Problem details :: Collect each line of the entries that holds the string "about".

Supplied entries ::
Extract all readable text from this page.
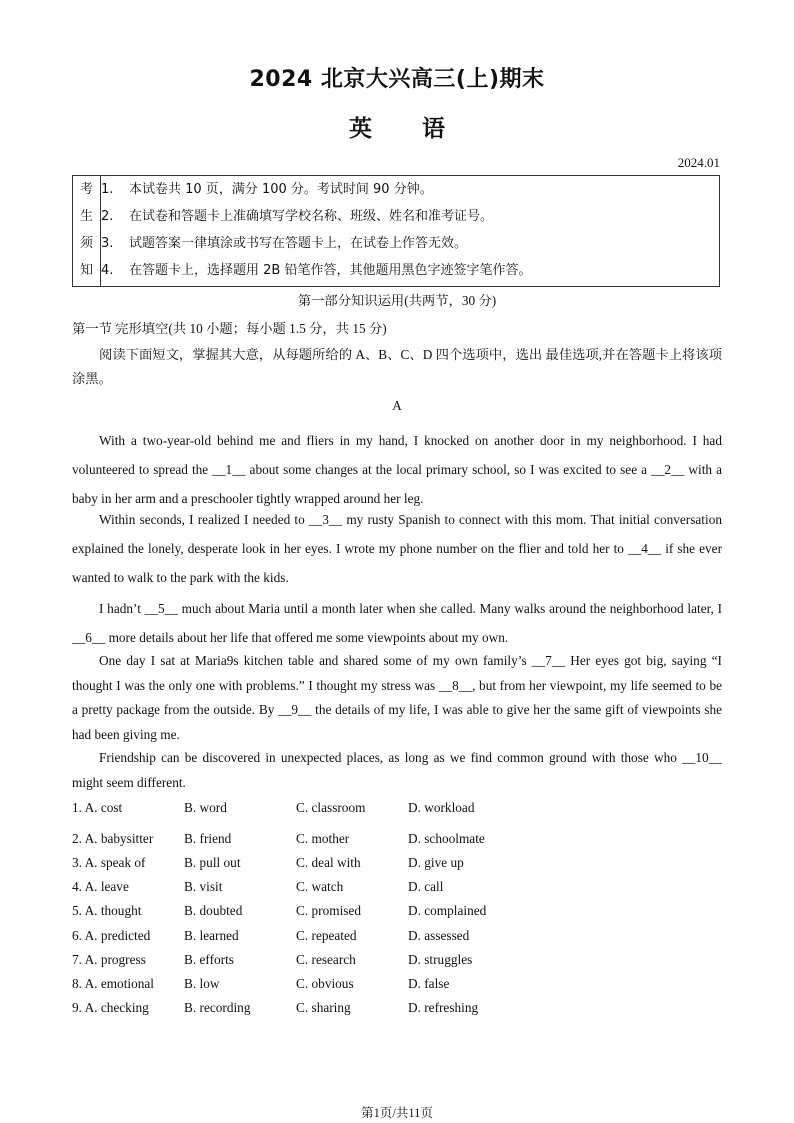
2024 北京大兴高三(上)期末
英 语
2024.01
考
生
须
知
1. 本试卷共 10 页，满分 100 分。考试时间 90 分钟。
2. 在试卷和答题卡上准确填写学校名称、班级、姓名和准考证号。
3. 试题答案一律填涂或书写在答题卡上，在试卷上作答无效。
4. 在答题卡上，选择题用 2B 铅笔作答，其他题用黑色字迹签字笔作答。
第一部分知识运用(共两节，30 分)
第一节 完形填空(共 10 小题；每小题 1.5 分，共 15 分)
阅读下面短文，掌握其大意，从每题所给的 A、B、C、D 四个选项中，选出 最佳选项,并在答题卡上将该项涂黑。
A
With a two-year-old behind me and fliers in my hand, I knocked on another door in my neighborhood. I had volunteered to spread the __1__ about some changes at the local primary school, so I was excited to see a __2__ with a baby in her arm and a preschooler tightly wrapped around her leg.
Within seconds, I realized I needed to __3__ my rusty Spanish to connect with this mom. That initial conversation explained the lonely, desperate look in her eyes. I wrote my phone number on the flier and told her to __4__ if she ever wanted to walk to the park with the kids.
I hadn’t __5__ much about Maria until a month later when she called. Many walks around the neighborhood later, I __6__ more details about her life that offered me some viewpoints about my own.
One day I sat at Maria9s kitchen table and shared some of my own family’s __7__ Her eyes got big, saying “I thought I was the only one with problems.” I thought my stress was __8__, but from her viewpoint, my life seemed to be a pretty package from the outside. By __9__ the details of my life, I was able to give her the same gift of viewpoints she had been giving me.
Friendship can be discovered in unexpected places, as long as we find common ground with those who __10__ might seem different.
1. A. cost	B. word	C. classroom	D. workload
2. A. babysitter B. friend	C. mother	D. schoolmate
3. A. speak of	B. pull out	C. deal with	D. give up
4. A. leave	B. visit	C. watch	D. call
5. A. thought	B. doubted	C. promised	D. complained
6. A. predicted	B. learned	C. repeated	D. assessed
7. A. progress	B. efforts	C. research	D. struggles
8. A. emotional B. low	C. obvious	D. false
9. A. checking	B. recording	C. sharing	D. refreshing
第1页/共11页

--

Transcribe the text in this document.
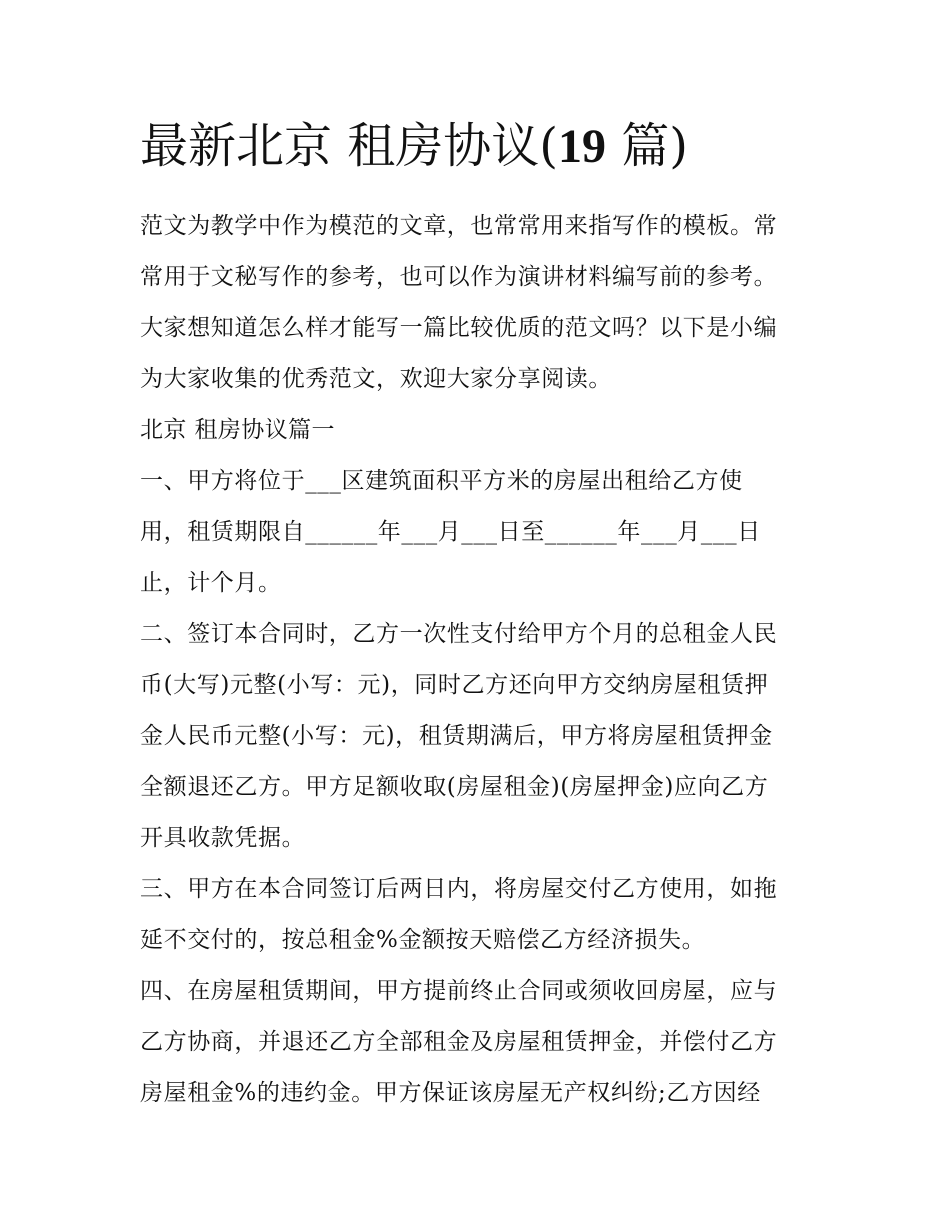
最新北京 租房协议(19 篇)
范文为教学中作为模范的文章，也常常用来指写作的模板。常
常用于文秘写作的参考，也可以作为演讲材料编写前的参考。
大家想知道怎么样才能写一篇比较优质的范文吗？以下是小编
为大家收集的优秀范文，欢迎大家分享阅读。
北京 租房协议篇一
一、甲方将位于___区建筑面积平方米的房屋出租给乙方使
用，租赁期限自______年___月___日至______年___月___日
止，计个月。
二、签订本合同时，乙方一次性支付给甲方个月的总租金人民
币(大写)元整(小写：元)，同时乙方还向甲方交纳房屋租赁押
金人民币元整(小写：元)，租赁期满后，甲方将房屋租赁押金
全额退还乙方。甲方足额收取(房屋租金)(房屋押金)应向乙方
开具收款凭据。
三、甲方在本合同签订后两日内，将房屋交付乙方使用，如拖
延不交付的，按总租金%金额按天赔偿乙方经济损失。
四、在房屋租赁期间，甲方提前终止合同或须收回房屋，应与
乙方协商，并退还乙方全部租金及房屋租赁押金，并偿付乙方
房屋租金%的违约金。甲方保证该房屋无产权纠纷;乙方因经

==

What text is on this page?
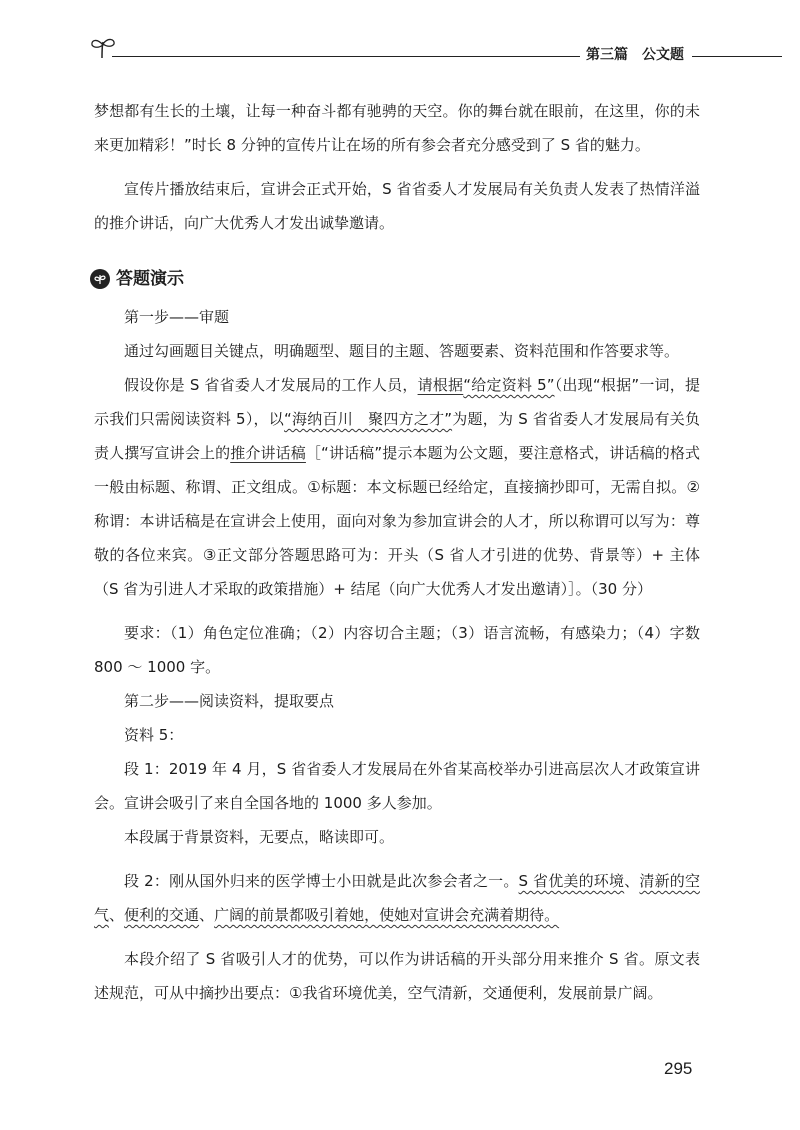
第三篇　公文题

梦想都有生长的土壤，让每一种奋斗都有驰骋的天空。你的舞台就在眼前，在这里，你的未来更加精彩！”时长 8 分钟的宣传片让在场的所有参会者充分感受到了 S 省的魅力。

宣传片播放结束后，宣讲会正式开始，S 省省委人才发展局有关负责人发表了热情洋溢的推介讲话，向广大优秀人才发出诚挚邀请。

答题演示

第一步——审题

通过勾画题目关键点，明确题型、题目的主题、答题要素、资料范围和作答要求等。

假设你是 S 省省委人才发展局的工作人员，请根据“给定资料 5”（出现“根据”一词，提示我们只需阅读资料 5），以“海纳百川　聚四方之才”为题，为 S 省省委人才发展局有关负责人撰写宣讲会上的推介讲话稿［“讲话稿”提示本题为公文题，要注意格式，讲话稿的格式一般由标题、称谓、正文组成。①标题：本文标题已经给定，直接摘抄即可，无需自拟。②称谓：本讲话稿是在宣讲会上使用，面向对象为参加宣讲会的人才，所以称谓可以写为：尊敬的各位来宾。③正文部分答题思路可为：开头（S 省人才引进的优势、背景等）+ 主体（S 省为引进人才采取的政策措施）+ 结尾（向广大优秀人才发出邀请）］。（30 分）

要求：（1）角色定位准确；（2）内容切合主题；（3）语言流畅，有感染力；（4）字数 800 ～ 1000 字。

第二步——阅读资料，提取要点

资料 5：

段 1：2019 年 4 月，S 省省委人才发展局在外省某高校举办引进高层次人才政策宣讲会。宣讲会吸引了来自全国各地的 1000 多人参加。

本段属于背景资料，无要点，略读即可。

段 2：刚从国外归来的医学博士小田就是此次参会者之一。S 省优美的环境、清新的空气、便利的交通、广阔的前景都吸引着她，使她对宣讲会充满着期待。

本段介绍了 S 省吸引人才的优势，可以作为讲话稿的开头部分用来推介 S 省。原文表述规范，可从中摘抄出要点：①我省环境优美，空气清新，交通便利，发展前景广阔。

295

Output for this task ::
With a two-year-old behind me and fliers in my hand, I knocked on another door in my neighborhood. I had volunteered to spread the __1__ about some changes at the local primary school, so I was excited to see a __2__ with a baby in her arm and a preschooler tightly wrapped around her leg.
I hadn’t __5__ much about Maria until a month later when she called. Many walks around the neighborhood later, I __6__ more details about her life that offered me some viewpoints about my own.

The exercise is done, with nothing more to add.